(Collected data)
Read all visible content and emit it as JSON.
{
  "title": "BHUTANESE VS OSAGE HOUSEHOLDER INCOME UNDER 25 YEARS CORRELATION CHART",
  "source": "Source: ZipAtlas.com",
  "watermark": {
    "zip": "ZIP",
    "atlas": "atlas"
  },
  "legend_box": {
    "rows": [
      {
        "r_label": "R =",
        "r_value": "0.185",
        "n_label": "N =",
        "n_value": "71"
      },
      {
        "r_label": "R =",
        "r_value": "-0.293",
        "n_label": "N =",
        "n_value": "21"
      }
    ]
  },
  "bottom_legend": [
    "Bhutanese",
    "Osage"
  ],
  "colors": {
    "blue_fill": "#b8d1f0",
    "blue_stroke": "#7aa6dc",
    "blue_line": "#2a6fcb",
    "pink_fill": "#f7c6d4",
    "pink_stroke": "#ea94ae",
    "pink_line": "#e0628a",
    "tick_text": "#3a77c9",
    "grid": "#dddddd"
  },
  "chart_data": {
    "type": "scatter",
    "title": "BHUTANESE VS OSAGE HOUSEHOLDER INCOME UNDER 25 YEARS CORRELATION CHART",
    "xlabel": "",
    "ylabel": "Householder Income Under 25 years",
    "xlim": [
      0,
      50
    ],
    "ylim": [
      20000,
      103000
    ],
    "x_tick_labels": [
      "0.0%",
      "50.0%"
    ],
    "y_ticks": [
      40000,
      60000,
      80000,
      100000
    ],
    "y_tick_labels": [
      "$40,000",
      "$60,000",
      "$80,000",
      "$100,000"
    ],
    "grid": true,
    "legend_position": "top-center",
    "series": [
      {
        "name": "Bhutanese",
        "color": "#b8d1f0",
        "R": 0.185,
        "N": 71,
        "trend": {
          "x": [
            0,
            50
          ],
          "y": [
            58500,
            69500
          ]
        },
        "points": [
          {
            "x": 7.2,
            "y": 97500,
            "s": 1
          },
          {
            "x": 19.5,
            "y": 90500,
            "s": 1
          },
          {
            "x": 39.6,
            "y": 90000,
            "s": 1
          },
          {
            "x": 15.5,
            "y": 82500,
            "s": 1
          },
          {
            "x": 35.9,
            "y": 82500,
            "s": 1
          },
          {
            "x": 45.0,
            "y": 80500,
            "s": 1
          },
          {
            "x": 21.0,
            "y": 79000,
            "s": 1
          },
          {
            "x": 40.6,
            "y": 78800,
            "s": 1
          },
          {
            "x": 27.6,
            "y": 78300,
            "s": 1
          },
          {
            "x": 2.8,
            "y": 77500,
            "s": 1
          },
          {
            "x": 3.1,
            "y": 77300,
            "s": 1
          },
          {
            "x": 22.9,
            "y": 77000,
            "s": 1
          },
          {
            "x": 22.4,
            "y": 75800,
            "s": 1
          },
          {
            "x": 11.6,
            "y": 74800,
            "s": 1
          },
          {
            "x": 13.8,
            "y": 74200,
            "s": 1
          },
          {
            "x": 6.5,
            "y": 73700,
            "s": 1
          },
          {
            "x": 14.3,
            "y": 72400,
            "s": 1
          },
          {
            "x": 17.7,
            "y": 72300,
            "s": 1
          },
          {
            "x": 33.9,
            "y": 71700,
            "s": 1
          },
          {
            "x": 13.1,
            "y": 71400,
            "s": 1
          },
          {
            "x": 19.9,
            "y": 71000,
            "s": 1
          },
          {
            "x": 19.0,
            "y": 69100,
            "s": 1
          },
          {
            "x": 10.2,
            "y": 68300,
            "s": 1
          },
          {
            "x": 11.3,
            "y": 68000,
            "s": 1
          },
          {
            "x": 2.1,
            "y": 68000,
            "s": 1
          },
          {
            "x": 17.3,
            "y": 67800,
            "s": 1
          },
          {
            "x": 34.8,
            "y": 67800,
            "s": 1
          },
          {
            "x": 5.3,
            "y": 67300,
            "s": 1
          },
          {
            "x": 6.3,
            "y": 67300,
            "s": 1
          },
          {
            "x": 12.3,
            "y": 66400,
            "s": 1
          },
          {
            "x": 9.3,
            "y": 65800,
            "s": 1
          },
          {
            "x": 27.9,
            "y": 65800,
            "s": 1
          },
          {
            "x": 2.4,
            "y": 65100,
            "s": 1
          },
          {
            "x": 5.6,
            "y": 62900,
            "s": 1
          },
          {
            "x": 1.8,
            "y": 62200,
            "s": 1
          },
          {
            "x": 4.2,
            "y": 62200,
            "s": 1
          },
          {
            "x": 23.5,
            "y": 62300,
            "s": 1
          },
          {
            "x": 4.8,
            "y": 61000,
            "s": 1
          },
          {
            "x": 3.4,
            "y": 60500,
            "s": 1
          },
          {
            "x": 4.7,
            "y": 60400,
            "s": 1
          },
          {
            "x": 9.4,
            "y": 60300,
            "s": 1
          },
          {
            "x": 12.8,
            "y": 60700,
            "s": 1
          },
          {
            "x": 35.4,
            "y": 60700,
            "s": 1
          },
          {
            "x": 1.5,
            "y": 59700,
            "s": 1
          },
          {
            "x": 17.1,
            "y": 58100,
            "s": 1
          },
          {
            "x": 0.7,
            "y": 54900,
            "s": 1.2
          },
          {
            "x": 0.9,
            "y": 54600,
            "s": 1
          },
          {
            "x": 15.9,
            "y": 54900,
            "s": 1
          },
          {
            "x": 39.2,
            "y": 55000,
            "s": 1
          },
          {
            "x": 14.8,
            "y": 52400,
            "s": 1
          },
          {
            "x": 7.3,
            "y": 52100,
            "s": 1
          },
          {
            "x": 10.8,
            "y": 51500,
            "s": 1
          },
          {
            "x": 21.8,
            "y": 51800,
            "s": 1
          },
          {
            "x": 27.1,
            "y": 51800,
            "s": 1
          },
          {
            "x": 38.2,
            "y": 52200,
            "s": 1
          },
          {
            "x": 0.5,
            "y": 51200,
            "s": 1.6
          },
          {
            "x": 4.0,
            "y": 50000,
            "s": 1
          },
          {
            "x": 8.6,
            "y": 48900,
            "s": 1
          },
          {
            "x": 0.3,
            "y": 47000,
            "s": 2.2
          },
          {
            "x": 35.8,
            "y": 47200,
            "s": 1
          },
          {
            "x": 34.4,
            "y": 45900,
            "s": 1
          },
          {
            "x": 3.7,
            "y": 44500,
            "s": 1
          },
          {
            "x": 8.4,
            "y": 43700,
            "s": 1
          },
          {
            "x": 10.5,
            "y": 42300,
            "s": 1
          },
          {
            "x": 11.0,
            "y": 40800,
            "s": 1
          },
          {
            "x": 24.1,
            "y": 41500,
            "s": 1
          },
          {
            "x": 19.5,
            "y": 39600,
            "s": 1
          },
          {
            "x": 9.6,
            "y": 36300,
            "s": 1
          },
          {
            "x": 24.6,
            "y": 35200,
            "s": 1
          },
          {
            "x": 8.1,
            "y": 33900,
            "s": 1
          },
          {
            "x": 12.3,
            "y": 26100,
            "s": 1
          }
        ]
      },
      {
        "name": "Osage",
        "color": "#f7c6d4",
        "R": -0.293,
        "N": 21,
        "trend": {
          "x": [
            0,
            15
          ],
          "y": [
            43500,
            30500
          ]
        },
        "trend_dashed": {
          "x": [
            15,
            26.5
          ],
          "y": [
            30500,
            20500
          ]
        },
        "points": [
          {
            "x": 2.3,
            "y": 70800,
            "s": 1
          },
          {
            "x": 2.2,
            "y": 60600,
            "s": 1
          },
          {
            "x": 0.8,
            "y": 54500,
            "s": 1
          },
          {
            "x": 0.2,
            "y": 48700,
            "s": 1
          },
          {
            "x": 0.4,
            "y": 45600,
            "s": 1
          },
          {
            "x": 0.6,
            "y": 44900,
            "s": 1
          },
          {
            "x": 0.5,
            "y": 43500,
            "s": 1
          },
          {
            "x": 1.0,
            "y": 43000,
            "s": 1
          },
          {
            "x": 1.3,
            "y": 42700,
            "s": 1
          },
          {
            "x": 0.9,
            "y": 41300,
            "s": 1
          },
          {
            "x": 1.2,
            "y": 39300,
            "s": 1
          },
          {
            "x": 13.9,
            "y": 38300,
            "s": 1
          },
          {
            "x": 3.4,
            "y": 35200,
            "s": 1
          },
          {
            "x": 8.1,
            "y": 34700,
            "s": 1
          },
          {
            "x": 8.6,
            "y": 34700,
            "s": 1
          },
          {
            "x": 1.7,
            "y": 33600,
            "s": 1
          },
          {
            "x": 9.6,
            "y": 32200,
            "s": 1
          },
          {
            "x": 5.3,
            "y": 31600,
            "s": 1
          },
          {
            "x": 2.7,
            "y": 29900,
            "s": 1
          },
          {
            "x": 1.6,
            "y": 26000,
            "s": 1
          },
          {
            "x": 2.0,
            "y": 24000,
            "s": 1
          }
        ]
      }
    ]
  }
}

Written exercise:
Select from the material above each line in which the string "CORRELATION" appears, and list those lines.

Written solution:
  "title": "BHUTANESE VS OSAGE HOUSEHOLDER INCOME UNDER 25 YEARS CORRELATION CHART",
    "title": "BHUTANESE VS OSAGE HOUSEHOLDER INCOME UNDER 25 YEARS CORRELATION CHART",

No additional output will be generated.